§ TASK TO COMPLETE: Write out the entire listing below exactly as it appears, minus any pictures.

§ SUPPLIED INFORMATION:
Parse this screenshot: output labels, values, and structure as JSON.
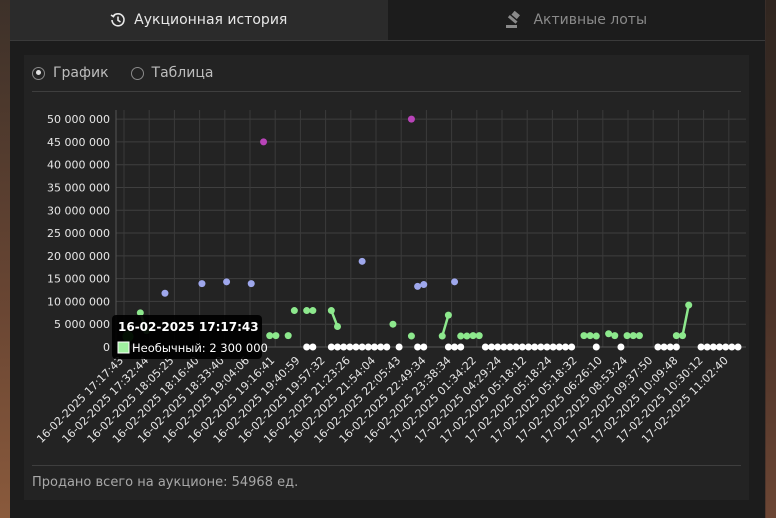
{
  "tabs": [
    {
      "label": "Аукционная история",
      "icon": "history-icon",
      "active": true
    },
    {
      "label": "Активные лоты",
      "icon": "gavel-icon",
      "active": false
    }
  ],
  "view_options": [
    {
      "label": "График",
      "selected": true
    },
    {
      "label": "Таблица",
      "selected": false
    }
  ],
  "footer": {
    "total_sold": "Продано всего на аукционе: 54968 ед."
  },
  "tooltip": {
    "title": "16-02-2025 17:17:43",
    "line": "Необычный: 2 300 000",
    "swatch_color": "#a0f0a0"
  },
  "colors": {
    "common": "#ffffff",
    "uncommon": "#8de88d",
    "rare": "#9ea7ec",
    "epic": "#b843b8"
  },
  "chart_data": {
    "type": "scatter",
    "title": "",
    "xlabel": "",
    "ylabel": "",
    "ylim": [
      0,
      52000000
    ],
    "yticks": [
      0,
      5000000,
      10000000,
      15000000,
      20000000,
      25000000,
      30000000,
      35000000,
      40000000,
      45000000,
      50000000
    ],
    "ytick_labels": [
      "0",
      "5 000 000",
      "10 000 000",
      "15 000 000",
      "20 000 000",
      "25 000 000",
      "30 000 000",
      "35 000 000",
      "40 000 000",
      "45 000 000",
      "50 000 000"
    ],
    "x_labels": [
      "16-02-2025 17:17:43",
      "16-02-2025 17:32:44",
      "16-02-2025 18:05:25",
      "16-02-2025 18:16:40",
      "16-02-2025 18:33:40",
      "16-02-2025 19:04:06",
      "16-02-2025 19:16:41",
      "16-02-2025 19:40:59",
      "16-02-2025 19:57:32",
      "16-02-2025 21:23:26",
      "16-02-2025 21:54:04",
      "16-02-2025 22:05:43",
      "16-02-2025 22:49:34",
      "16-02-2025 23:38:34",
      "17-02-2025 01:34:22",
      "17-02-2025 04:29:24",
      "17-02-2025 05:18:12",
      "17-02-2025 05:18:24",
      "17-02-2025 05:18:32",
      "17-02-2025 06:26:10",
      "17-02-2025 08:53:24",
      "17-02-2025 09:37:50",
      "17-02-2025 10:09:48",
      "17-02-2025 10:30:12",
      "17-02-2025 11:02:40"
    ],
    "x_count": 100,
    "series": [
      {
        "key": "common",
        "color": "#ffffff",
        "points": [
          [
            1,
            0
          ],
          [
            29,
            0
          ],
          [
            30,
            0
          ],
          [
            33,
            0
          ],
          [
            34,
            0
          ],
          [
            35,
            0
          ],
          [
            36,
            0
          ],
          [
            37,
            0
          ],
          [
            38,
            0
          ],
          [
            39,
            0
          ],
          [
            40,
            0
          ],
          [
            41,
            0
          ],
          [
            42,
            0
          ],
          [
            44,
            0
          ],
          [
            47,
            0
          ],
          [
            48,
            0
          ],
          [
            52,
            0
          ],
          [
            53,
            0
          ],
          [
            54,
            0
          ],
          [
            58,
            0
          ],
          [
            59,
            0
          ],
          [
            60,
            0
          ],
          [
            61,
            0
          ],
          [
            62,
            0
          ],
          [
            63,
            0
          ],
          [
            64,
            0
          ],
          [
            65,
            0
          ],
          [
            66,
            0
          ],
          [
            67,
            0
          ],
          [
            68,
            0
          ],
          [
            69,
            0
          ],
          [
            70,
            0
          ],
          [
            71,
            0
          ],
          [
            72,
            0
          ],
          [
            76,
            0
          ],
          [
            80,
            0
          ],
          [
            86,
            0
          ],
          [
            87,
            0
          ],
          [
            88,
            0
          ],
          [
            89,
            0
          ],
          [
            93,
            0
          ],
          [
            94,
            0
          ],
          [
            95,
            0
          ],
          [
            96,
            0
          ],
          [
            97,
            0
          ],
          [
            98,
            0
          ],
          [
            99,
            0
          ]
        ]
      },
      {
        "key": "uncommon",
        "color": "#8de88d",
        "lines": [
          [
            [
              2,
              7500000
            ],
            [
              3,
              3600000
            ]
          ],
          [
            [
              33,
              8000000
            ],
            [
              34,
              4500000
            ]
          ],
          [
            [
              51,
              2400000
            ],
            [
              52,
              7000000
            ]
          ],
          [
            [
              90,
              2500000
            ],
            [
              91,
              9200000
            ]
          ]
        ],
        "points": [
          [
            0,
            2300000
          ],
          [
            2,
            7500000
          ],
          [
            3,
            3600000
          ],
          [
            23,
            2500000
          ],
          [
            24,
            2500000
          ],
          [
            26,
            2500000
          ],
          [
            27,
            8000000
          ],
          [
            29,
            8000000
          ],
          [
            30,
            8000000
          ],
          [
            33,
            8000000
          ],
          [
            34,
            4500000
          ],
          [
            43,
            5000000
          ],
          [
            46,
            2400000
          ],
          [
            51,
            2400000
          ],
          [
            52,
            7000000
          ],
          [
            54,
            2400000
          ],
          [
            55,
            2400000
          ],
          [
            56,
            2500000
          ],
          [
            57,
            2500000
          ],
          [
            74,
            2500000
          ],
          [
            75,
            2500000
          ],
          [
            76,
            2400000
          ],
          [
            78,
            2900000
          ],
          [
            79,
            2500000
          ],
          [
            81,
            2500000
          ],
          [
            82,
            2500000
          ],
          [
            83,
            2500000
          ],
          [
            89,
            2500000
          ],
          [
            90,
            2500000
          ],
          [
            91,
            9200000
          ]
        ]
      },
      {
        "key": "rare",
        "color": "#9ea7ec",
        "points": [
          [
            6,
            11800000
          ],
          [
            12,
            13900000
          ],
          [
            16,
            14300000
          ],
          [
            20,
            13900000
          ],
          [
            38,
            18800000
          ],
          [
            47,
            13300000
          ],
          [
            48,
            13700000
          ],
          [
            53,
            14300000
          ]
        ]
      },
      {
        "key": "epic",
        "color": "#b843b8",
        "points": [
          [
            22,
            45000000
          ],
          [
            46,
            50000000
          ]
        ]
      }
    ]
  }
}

§ EXERCISE RESPONSE:
Parse this screenshot: output labels, values, and structure as JSON.
{
  "tabs": [
    {
      "label": "Аукционная история",
      "icon": "history-icon",
      "active": true
    },
    {
      "label": "Активные лоты",
      "icon": "gavel-icon",
      "active": false
    }
  ],
  "view_options": [
    {
      "label": "График",
      "selected": true
    },
    {
      "label": "Таблица",
      "selected": false
    }
  ],
  "footer": {
    "total_sold": "Продано всего на аукционе: 54968 ед."
  },
  "tooltip": {
    "title": "16-02-2025 17:17:43",
    "line": "Необычный: 2 300 000",
    "swatch_color": "#a0f0a0"
  },
  "colors": {
    "common": "#ffffff",
    "uncommon": "#8de88d",
    "rare": "#9ea7ec",
    "epic": "#b843b8"
  },
  "chart_data": {
    "type": "scatter",
    "title": "",
    "xlabel": "",
    "ylabel": "",
    "ylim": [
      0,
      52000000
    ],
    "yticks": [
      0,
      5000000,
      10000000,
      15000000,
      20000000,
      25000000,
      30000000,
      35000000,
      40000000,
      45000000,
      50000000
    ],
    "ytick_labels": [
      "0",
      "5 000 000",
      "10 000 000",
      "15 000 000",
      "20 000 000",
      "25 000 000",
      "30 000 000",
      "35 000 000",
      "40 000 000",
      "45 000 000",
      "50 000 000"
    ],
    "x_labels": [
      "16-02-2025 17:17:43",
      "16-02-2025 17:32:44",
      "16-02-2025 18:05:25",
      "16-02-2025 18:16:40",
      "16-02-2025 18:33:40",
      "16-02-2025 19:04:06",
      "16-02-2025 19:16:41",
      "16-02-2025 19:40:59",
      "16-02-2025 19:57:32",
      "16-02-2025 21:23:26",
      "16-02-2025 21:54:04",
      "16-02-2025 22:05:43",
      "16-02-2025 22:49:34",
      "16-02-2025 23:38:34",
      "17-02-2025 01:34:22",
      "17-02-2025 04:29:24",
      "17-02-2025 05:18:12",
      "17-02-2025 05:18:24",
      "17-02-2025 05:18:32",
      "17-02-2025 06:26:10",
      "17-02-2025 08:53:24",
      "17-02-2025 09:37:50",
      "17-02-2025 10:09:48",
      "17-02-2025 10:30:12",
      "17-02-2025 11:02:40"
    ],
    "x_count": 100,
    "series": [
      {
        "key": "common",
        "color": "#ffffff",
        "points": [
          [
            1,
            0
          ],
          [
            29,
            0
          ],
          [
            30,
            0
          ],
          [
            33,
            0
          ],
          [
            34,
            0
          ],
          [
            35,
            0
          ],
          [
            36,
            0
          ],
          [
            37,
            0
          ],
          [
            38,
            0
          ],
          [
            39,
            0
          ],
          [
            40,
            0
          ],
          [
            41,
            0
          ],
          [
            42,
            0
          ],
          [
            44,
            0
          ],
          [
            47,
            0
          ],
          [
            48,
            0
          ],
          [
            52,
            0
          ],
          [
            53,
            0
          ],
          [
            54,
            0
          ],
          [
            58,
            0
          ],
          [
            59,
            0
          ],
          [
            60,
            0
          ],
          [
            61,
            0
          ],
          [
            62,
            0
          ],
          [
            63,
            0
          ],
          [
            64,
            0
          ],
          [
            65,
            0
          ],
          [
            66,
            0
          ],
          [
            67,
            0
          ],
          [
            68,
            0
          ],
          [
            69,
            0
          ],
          [
            70,
            0
          ],
          [
            71,
            0
          ],
          [
            72,
            0
          ],
          [
            76,
            0
          ],
          [
            80,
            0
          ],
          [
            86,
            0
          ],
          [
            87,
            0
          ],
          [
            88,
            0
          ],
          [
            89,
            0
          ],
          [
            93,
            0
          ],
          [
            94,
            0
          ],
          [
            95,
            0
          ],
          [
            96,
            0
          ],
          [
            97,
            0
          ],
          [
            98,
            0
          ],
          [
            99,
            0
          ]
        ]
      },
      {
        "key": "uncommon",
        "color": "#8de88d",
        "lines": [
          [
            [
              2,
              7500000
            ],
            [
              3,
              3600000
            ]
          ],
          [
            [
              33,
              8000000
            ],
            [
              34,
              4500000
            ]
          ],
          [
            [
              51,
              2400000
            ],
            [
              52,
              7000000
            ]
          ],
          [
            [
              90,
              2500000
            ],
            [
              91,
              9200000
            ]
          ]
        ],
        "points": [
          [
            0,
            2300000
          ],
          [
            2,
            7500000
          ],
          [
            3,
            3600000
          ],
          [
            23,
            2500000
          ],
          [
            24,
            2500000
          ],
          [
            26,
            2500000
          ],
          [
            27,
            8000000
          ],
          [
            29,
            8000000
          ],
          [
            30,
            8000000
          ],
          [
            33,
            8000000
          ],
          [
            34,
            4500000
          ],
          [
            43,
            5000000
          ],
          [
            46,
            2400000
          ],
          [
            51,
            2400000
          ],
          [
            52,
            7000000
          ],
          [
            54,
            2400000
          ],
          [
            55,
            2400000
          ],
          [
            56,
            2500000
          ],
          [
            57,
            2500000
          ],
          [
            74,
            2500000
          ],
          [
            75,
            2500000
          ],
          [
            76,
            2400000
          ],
          [
            78,
            2900000
          ],
          [
            79,
            2500000
          ],
          [
            81,
            2500000
          ],
          [
            82,
            2500000
          ],
          [
            83,
            2500000
          ],
          [
            89,
            2500000
          ],
          [
            90,
            2500000
          ],
          [
            91,
            9200000
          ]
        ]
      },
      {
        "key": "rare",
        "color": "#9ea7ec",
        "points": [
          [
            6,
            11800000
          ],
          [
            12,
            13900000
          ],
          [
            16,
            14300000
          ],
          [
            20,
            13900000
          ],
          [
            38,
            18800000
          ],
          [
            47,
            13300000
          ],
          [
            48,
            13700000
          ],
          [
            53,
            14300000
          ]
        ]
      },
      {
        "key": "epic",
        "color": "#b843b8",
        "points": [
          [
            22,
            45000000
          ],
          [
            46,
            50000000
          ]
        ]
      }
    ]
  }
}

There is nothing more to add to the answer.